§ **PROMPT**:
Make an exact copy of each entry, leaving out every picture.

§ **DATA FOR THE TASK**:
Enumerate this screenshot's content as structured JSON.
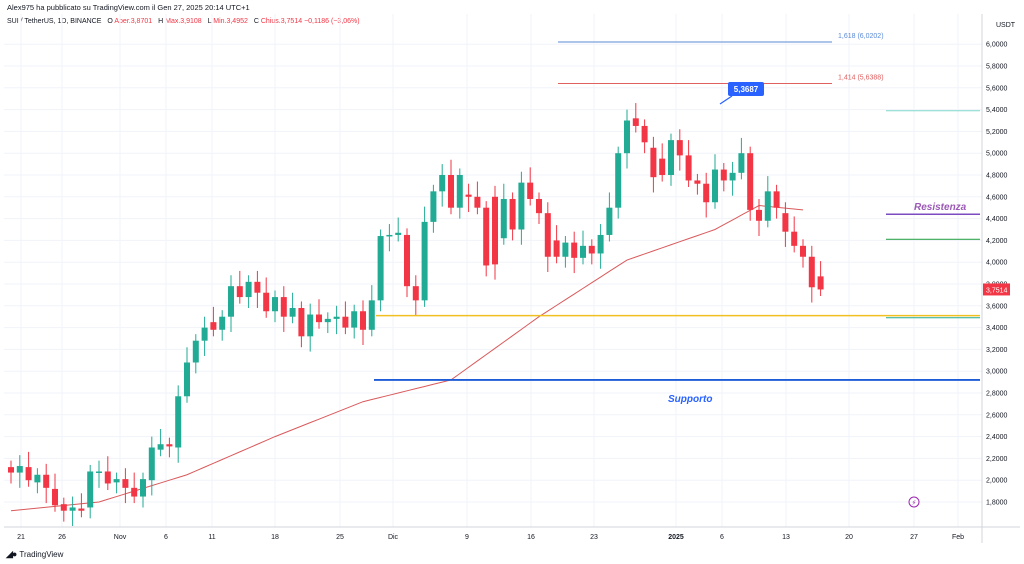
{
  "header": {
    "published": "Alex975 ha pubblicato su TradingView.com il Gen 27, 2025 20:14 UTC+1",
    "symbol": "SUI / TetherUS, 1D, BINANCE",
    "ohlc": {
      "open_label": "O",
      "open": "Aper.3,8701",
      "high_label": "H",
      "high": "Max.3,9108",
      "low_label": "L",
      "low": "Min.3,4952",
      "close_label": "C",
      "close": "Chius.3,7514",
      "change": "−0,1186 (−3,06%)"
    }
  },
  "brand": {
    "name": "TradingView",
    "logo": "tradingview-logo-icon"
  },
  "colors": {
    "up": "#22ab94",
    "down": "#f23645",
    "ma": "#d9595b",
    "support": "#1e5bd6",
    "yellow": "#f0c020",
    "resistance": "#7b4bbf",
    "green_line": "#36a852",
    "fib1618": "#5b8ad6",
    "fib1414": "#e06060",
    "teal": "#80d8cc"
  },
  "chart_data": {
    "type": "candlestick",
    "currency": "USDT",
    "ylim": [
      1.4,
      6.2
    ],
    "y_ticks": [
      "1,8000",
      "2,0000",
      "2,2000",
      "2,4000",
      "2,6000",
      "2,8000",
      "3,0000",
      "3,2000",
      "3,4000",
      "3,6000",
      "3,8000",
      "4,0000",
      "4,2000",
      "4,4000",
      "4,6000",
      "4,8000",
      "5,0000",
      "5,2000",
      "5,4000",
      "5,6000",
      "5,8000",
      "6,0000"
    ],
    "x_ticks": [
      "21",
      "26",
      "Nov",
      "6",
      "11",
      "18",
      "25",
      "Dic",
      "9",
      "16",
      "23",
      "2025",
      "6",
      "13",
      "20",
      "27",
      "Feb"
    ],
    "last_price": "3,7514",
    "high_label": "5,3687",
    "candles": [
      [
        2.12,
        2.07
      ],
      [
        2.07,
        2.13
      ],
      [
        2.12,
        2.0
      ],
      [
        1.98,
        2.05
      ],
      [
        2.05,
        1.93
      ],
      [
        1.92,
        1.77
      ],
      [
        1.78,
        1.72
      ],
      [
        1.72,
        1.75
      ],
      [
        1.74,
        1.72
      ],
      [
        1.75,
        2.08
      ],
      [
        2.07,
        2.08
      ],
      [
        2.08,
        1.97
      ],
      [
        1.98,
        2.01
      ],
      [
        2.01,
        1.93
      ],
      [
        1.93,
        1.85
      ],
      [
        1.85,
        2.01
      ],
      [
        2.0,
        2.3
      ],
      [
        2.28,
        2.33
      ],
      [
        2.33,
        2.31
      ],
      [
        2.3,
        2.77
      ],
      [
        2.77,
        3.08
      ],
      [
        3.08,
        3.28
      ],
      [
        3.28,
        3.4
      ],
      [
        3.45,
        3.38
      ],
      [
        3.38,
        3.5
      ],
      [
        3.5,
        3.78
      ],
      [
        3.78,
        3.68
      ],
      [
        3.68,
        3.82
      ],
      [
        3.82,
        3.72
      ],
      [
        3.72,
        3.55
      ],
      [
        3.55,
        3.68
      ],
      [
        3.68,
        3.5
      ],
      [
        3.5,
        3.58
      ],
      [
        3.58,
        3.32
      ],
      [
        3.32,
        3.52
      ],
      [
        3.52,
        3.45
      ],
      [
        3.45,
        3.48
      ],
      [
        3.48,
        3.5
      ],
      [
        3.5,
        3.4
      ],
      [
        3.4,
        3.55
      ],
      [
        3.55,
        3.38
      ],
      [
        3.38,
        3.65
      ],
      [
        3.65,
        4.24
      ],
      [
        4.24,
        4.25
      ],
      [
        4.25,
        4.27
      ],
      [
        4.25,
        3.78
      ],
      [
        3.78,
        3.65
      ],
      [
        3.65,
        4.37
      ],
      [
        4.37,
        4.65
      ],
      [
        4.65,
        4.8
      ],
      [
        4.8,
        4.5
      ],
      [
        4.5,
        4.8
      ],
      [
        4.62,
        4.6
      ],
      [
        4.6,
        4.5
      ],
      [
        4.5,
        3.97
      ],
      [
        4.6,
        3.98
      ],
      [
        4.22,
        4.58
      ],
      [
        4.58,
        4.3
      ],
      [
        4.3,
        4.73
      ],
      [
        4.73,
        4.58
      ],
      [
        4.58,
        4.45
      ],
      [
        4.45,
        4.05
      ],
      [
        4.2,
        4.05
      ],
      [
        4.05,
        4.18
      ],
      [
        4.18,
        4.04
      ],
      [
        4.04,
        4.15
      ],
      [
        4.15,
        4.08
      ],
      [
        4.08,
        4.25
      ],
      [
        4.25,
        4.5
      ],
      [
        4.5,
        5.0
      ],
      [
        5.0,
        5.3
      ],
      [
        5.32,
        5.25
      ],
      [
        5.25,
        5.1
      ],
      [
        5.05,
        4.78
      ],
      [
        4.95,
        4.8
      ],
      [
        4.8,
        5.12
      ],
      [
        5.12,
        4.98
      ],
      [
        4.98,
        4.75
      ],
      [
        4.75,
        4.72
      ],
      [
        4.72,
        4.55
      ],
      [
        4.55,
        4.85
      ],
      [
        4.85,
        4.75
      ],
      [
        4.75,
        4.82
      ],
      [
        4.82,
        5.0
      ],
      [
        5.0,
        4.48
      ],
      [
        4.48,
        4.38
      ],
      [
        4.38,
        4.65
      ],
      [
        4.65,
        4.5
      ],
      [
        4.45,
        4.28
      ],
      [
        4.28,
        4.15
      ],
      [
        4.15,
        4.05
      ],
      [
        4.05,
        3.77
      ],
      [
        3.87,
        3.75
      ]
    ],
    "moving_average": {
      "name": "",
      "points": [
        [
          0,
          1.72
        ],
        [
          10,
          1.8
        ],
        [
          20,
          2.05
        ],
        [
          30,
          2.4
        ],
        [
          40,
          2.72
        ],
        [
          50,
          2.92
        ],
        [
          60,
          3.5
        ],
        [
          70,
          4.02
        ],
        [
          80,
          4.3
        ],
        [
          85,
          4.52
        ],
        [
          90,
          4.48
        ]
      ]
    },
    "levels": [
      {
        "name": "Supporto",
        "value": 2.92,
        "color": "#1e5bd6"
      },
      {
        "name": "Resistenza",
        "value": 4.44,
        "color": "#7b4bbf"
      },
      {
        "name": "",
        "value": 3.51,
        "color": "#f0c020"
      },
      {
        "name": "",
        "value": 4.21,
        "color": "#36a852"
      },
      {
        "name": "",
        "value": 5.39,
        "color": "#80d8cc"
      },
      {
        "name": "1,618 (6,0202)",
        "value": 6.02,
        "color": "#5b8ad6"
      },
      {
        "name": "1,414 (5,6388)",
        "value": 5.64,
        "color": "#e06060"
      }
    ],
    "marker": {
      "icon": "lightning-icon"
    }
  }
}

§ **TASK ANSWER**:
Enumerate this screenshot's content as structured JSON.
{
  "header": {
    "published": "Alex975 ha pubblicato su TradingView.com il Gen 27, 2025 20:14 UTC+1",
    "symbol": "SUI / TetherUS, 1D, BINANCE",
    "ohlc": {
      "open_label": "O",
      "open": "Aper.3,8701",
      "high_label": "H",
      "high": "Max.3,9108",
      "low_label": "L",
      "low": "Min.3,4952",
      "close_label": "C",
      "close": "Chius.3,7514",
      "change": "−0,1186 (−3,06%)"
    }
  },
  "brand": {
    "name": "TradingView",
    "logo": "tradingview-logo-icon"
  },
  "colors": {
    "up": "#22ab94",
    "down": "#f23645",
    "ma": "#d9595b",
    "support": "#1e5bd6",
    "yellow": "#f0c020",
    "resistance": "#7b4bbf",
    "green_line": "#36a852",
    "fib1618": "#5b8ad6",
    "fib1414": "#e06060",
    "teal": "#80d8cc"
  },
  "chart_data": {
    "type": "candlestick",
    "currency": "USDT",
    "ylim": [
      1.4,
      6.2
    ],
    "y_ticks": [
      "1,8000",
      "2,0000",
      "2,2000",
      "2,4000",
      "2,6000",
      "2,8000",
      "3,0000",
      "3,2000",
      "3,4000",
      "3,6000",
      "3,8000",
      "4,0000",
      "4,2000",
      "4,4000",
      "4,6000",
      "4,8000",
      "5,0000",
      "5,2000",
      "5,4000",
      "5,6000",
      "5,8000",
      "6,0000"
    ],
    "x_ticks": [
      "21",
      "26",
      "Nov",
      "6",
      "11",
      "18",
      "25",
      "Dic",
      "9",
      "16",
      "23",
      "2025",
      "6",
      "13",
      "20",
      "27",
      "Feb"
    ],
    "last_price": "3,7514",
    "high_label": "5,3687",
    "candles": [
      [
        2.12,
        2.07
      ],
      [
        2.07,
        2.13
      ],
      [
        2.12,
        2.0
      ],
      [
        1.98,
        2.05
      ],
      [
        2.05,
        1.93
      ],
      [
        1.92,
        1.77
      ],
      [
        1.78,
        1.72
      ],
      [
        1.72,
        1.75
      ],
      [
        1.74,
        1.72
      ],
      [
        1.75,
        2.08
      ],
      [
        2.07,
        2.08
      ],
      [
        2.08,
        1.97
      ],
      [
        1.98,
        2.01
      ],
      [
        2.01,
        1.93
      ],
      [
        1.93,
        1.85
      ],
      [
        1.85,
        2.01
      ],
      [
        2.0,
        2.3
      ],
      [
        2.28,
        2.33
      ],
      [
        2.33,
        2.31
      ],
      [
        2.3,
        2.77
      ],
      [
        2.77,
        3.08
      ],
      [
        3.08,
        3.28
      ],
      [
        3.28,
        3.4
      ],
      [
        3.45,
        3.38
      ],
      [
        3.38,
        3.5
      ],
      [
        3.5,
        3.78
      ],
      [
        3.78,
        3.68
      ],
      [
        3.68,
        3.82
      ],
      [
        3.82,
        3.72
      ],
      [
        3.72,
        3.55
      ],
      [
        3.55,
        3.68
      ],
      [
        3.68,
        3.5
      ],
      [
        3.5,
        3.58
      ],
      [
        3.58,
        3.32
      ],
      [
        3.32,
        3.52
      ],
      [
        3.52,
        3.45
      ],
      [
        3.45,
        3.48
      ],
      [
        3.48,
        3.5
      ],
      [
        3.5,
        3.4
      ],
      [
        3.4,
        3.55
      ],
      [
        3.55,
        3.38
      ],
      [
        3.38,
        3.65
      ],
      [
        3.65,
        4.24
      ],
      [
        4.24,
        4.25
      ],
      [
        4.25,
        4.27
      ],
      [
        4.25,
        3.78
      ],
      [
        3.78,
        3.65
      ],
      [
        3.65,
        4.37
      ],
      [
        4.37,
        4.65
      ],
      [
        4.65,
        4.8
      ],
      [
        4.8,
        4.5
      ],
      [
        4.5,
        4.8
      ],
      [
        4.62,
        4.6
      ],
      [
        4.6,
        4.5
      ],
      [
        4.5,
        3.97
      ],
      [
        4.6,
        3.98
      ],
      [
        4.22,
        4.58
      ],
      [
        4.58,
        4.3
      ],
      [
        4.3,
        4.73
      ],
      [
        4.73,
        4.58
      ],
      [
        4.58,
        4.45
      ],
      [
        4.45,
        4.05
      ],
      [
        4.2,
        4.05
      ],
      [
        4.05,
        4.18
      ],
      [
        4.18,
        4.04
      ],
      [
        4.04,
        4.15
      ],
      [
        4.15,
        4.08
      ],
      [
        4.08,
        4.25
      ],
      [
        4.25,
        4.5
      ],
      [
        4.5,
        5.0
      ],
      [
        5.0,
        5.3
      ],
      [
        5.32,
        5.25
      ],
      [
        5.25,
        5.1
      ],
      [
        5.05,
        4.78
      ],
      [
        4.95,
        4.8
      ],
      [
        4.8,
        5.12
      ],
      [
        5.12,
        4.98
      ],
      [
        4.98,
        4.75
      ],
      [
        4.75,
        4.72
      ],
      [
        4.72,
        4.55
      ],
      [
        4.55,
        4.85
      ],
      [
        4.85,
        4.75
      ],
      [
        4.75,
        4.82
      ],
      [
        4.82,
        5.0
      ],
      [
        5.0,
        4.48
      ],
      [
        4.48,
        4.38
      ],
      [
        4.38,
        4.65
      ],
      [
        4.65,
        4.5
      ],
      [
        4.45,
        4.28
      ],
      [
        4.28,
        4.15
      ],
      [
        4.15,
        4.05
      ],
      [
        4.05,
        3.77
      ],
      [
        3.87,
        3.75
      ]
    ],
    "moving_average": {
      "name": "",
      "points": [
        [
          0,
          1.72
        ],
        [
          10,
          1.8
        ],
        [
          20,
          2.05
        ],
        [
          30,
          2.4
        ],
        [
          40,
          2.72
        ],
        [
          50,
          2.92
        ],
        [
          60,
          3.5
        ],
        [
          70,
          4.02
        ],
        [
          80,
          4.3
        ],
        [
          85,
          4.52
        ],
        [
          90,
          4.48
        ]
      ]
    },
    "levels": [
      {
        "name": "Supporto",
        "value": 2.92,
        "color": "#1e5bd6"
      },
      {
        "name": "Resistenza",
        "value": 4.44,
        "color": "#7b4bbf"
      },
      {
        "name": "",
        "value": 3.51,
        "color": "#f0c020"
      },
      {
        "name": "",
        "value": 4.21,
        "color": "#36a852"
      },
      {
        "name": "",
        "value": 5.39,
        "color": "#80d8cc"
      },
      {
        "name": "1,618 (6,0202)",
        "value": 6.02,
        "color": "#5b8ad6"
      },
      {
        "name": "1,414 (5,6388)",
        "value": 5.64,
        "color": "#e06060"
      }
    ],
    "marker": {
      "icon": "lightning-icon"
    }
  }
}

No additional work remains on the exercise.